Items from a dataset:
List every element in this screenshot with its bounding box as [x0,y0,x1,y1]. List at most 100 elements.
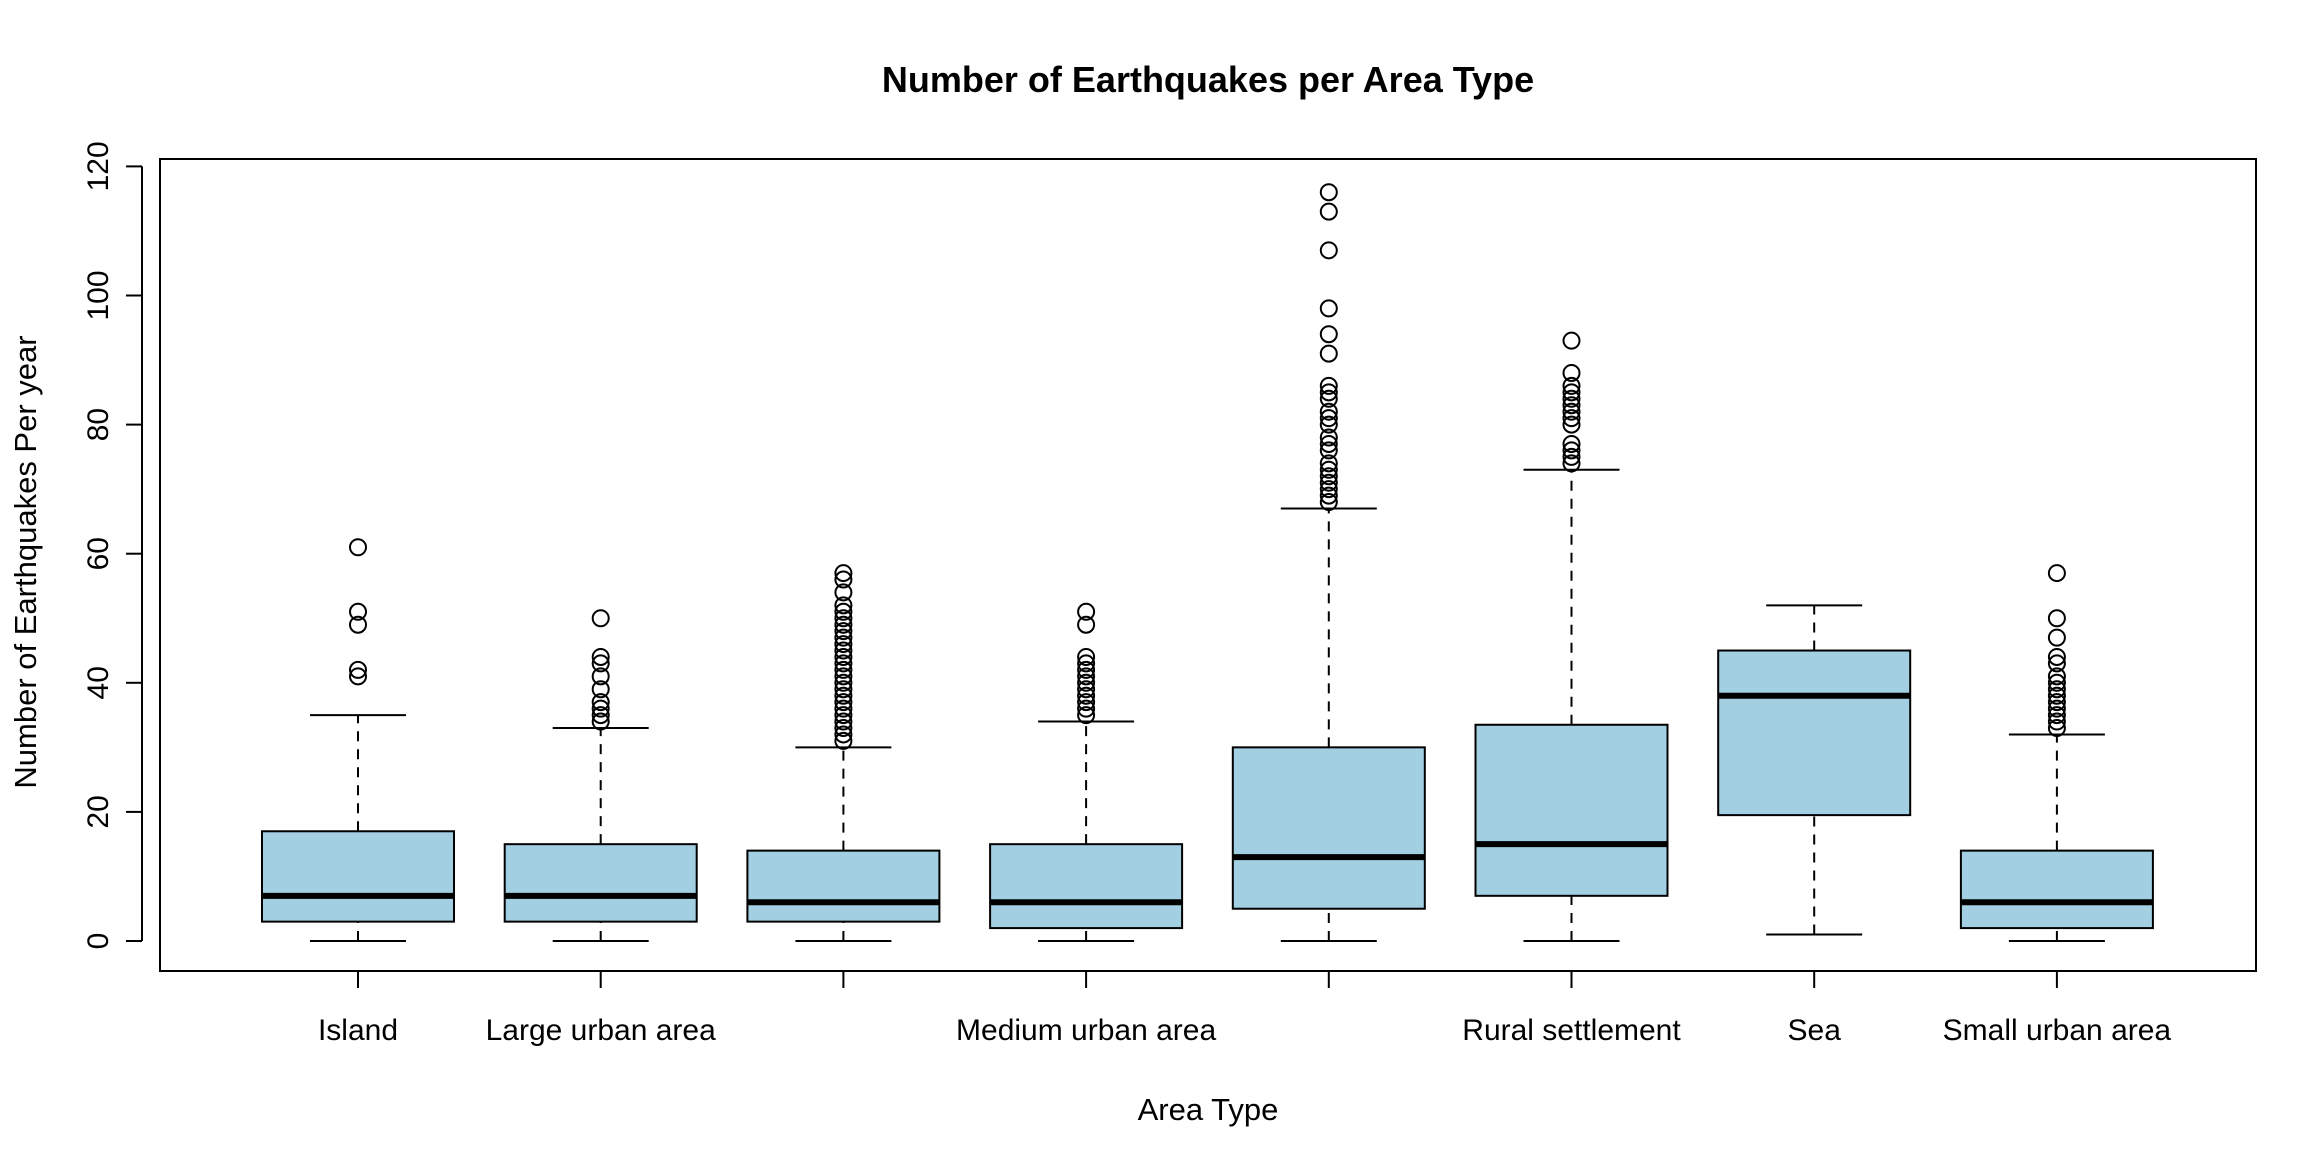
outlier-point [1077,667,1096,686]
outlier-point [1077,706,1096,725]
box-group [1474,331,1669,942]
x-tick-label: Rural settlement [1462,1014,1681,1047]
outlier-point [1562,331,1581,350]
outlier-point [1319,480,1338,499]
outlier-point [1319,299,1338,318]
chart-title: Number of Earthquakes per Area Type [882,59,1534,100]
outlier-point [834,564,853,583]
outlier-point [834,673,853,692]
iqr-box [1231,746,1426,910]
outlier-point [1077,615,1096,634]
outlier-point [834,628,853,647]
outlier-point [349,660,367,679]
outlier-point [1319,183,1338,202]
outlier-point [1319,441,1338,460]
outlier-point [1562,434,1581,453]
outlier-point [591,680,610,699]
outlier-point [1077,673,1096,692]
outlier-point [2047,699,2066,718]
outlier-point [349,602,367,621]
x-tick-label: Sea [1788,1014,1842,1047]
outlier-point [591,712,610,731]
iqr-box [503,843,698,923]
outlier-point [349,615,367,634]
outlier-point [834,725,853,744]
iqr-box [989,843,1184,930]
box-group [1717,604,1912,936]
iqr-box [1474,723,1669,897]
outlier-point [834,583,853,602]
outlier-point [834,654,853,673]
outlier-point [1319,241,1338,260]
outlier-point [1319,376,1338,395]
x-tick-label: Island [318,1014,398,1047]
outlier-point [834,699,853,718]
outlier-point [834,712,853,731]
outlier-point [834,718,853,737]
outlier-point [1562,415,1581,434]
outlier-point [1562,441,1581,460]
y-tick-label: 0 [82,933,115,950]
outlier-point [1077,680,1096,699]
outlier-point [1562,376,1581,395]
y-tick-label: 40 [82,666,115,699]
y-axis: 0 20 40 60 80 100 120 [82,141,143,950]
outlier-point [591,699,610,718]
outlier-point [591,667,610,686]
outlier-point [834,680,853,699]
outlier-point [834,686,853,705]
outlier-point [591,609,610,628]
iqr-box [261,830,455,923]
outlier-point [1319,486,1338,505]
outlier-point [1077,686,1096,705]
outlier-point [1319,383,1338,402]
outlier-point [2047,667,2066,686]
box-group [261,538,455,942]
y-tick-label: 100 [82,270,115,320]
outlier-point [1319,473,1338,492]
x-axis: Island Large urban area Medium urban area R… [318,970,2171,1047]
outlier-point [2047,647,2066,666]
box-group [503,609,698,942]
box-group [989,602,1184,942]
outlier-point [591,706,610,725]
outlier-point [349,667,367,686]
outlier-point [834,706,853,725]
outlier-point [1319,344,1338,363]
outlier-point [1319,493,1338,512]
outlier-point [1562,454,1581,473]
outlier-point [2047,712,2066,731]
x-tick-label: Medium urban area [956,1014,1216,1047]
box-group [746,564,941,942]
outlier-point [834,641,853,660]
outlier-point [1319,460,1338,479]
outlier-point [834,602,853,621]
outlier-point [1319,434,1338,453]
outlier-point [591,647,610,666]
outlier-point [1077,693,1096,712]
y-tick-label: 120 [82,141,115,191]
outlier-point [834,570,853,589]
box-group [1231,183,1426,942]
outlier-point [834,693,853,712]
outlier-point [834,635,853,654]
outlier-point [2047,718,2066,737]
outlier-point [1319,402,1338,421]
outlier-point [1562,363,1581,382]
outlier-point [1077,647,1096,666]
outlier-point [2047,564,2066,583]
outlier-point [349,538,367,557]
outlier-point [2047,686,2066,705]
outlier-point [1319,467,1338,486]
outlier-point [1077,660,1096,679]
y-tick-label: 20 [82,795,115,828]
outlier-point [834,731,853,750]
iqr-box [1717,649,1912,817]
outlier-point [1562,383,1581,402]
outlier-point [1562,409,1581,428]
outlier-point [591,693,610,712]
outlier-point [834,609,853,628]
outlier-point [2047,673,2066,692]
iqr-box [1959,849,2154,930]
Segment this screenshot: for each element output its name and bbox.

Exercise description: Rewrite all of the data above with every occurrence of "screenshot" changed to "image" and everything else left as is. Omit the pictures.

Reply:
List every element in this image with its bounding box as [x0,y0,x1,y1]. List at most 100 elements.
outlier-point [1077,667,1096,686]
outlier-point [1077,706,1096,725]
box-group [1474,331,1669,942]
x-tick-label: Rural settlement [1462,1014,1681,1047]
outlier-point [1562,331,1581,350]
outlier-point [1319,480,1338,499]
outlier-point [1319,299,1338,318]
chart-title: Number of Earthquakes per Area Type [882,59,1534,100]
outlier-point [834,564,853,583]
outlier-point [834,673,853,692]
iqr-box [1231,746,1426,910]
outlier-point [1077,615,1096,634]
outlier-point [834,628,853,647]
outlier-point [349,660,367,679]
outlier-point [1319,183,1338,202]
outlier-point [1319,441,1338,460]
outlier-point [1562,434,1581,453]
outlier-point [591,680,610,699]
outlier-point [1077,673,1096,692]
outlier-point [2047,699,2066,718]
outlier-point [349,602,367,621]
x-tick-label: Sea [1788,1014,1842,1047]
outlier-point [591,712,610,731]
iqr-box [503,843,698,923]
outlier-point [349,615,367,634]
outlier-point [834,725,853,744]
iqr-box [989,843,1184,930]
box-group [1717,604,1912,936]
iqr-box [1474,723,1669,897]
outlier-point [834,583,853,602]
outlier-point [834,654,853,673]
outlier-point [1319,241,1338,260]
outlier-point [1319,376,1338,395]
x-tick-label: Island [318,1014,398,1047]
outlier-point [834,699,853,718]
outlier-point [834,712,853,731]
outlier-point [834,718,853,737]
outlier-point [1562,415,1581,434]
outlier-point [1562,441,1581,460]
y-tick-label: 0 [82,933,115,950]
outlier-point [1077,680,1096,699]
outlier-point [1562,376,1581,395]
y-tick-label: 40 [82,666,115,699]
y-axis: 0 20 40 60 80 100 120 [82,141,143,950]
outlier-point [591,699,610,718]
outlier-point [591,667,610,686]
outlier-point [834,680,853,699]
outlier-point [834,686,853,705]
outlier-point [591,609,610,628]
iqr-box [261,830,455,923]
outlier-point [1319,486,1338,505]
outlier-point [1077,686,1096,705]
outlier-point [1319,383,1338,402]
outlier-point [2047,667,2066,686]
box-group [261,538,455,942]
y-tick-label: 100 [82,270,115,320]
outlier-point [1319,473,1338,492]
x-axis: Island Large urban area Medium urban area R… [318,970,2171,1047]
outlier-point [2047,647,2066,666]
box-group [503,609,698,942]
box-group [989,602,1184,942]
outlier-point [591,706,610,725]
outlier-point [349,667,367,686]
outlier-point [834,706,853,725]
outlier-point [1319,344,1338,363]
outlier-point [1319,493,1338,512]
outlier-point [1562,454,1581,473]
outlier-point [2047,712,2066,731]
x-tick-label: Medium urban area [956,1014,1216,1047]
box-group [746,564,941,942]
outlier-point [834,641,853,660]
outlier-point [1319,460,1338,479]
outlier-point [834,602,853,621]
outlier-point [1319,434,1338,453]
outlier-point [591,647,610,666]
outlier-point [1077,693,1096,712]
y-tick-label: 120 [82,141,115,191]
outlier-point [834,570,853,589]
box-group [1231,183,1426,942]
outlier-point [834,693,853,712]
outlier-point [834,635,853,654]
outlier-point [2047,718,2066,737]
outlier-point [1319,402,1338,421]
outlier-point [1562,363,1581,382]
outlier-point [1077,647,1096,666]
outlier-point [2047,564,2066,583]
outlier-point [349,538,367,557]
outlier-point [2047,686,2066,705]
outlier-point [1319,467,1338,486]
outlier-point [1077,660,1096,679]
y-tick-label: 20 [82,795,115,828]
outlier-point [834,731,853,750]
iqr-box [1717,649,1912,817]
outlier-point [1562,383,1581,402]
outlier-point [1562,409,1581,428]
outlier-point [591,693,610,712]
outlier-point [834,609,853,628]
outlier-point [2047,673,2066,692]
iqr-box [1959,849,2154,930]
Segment this image: for each element output its name and bbox.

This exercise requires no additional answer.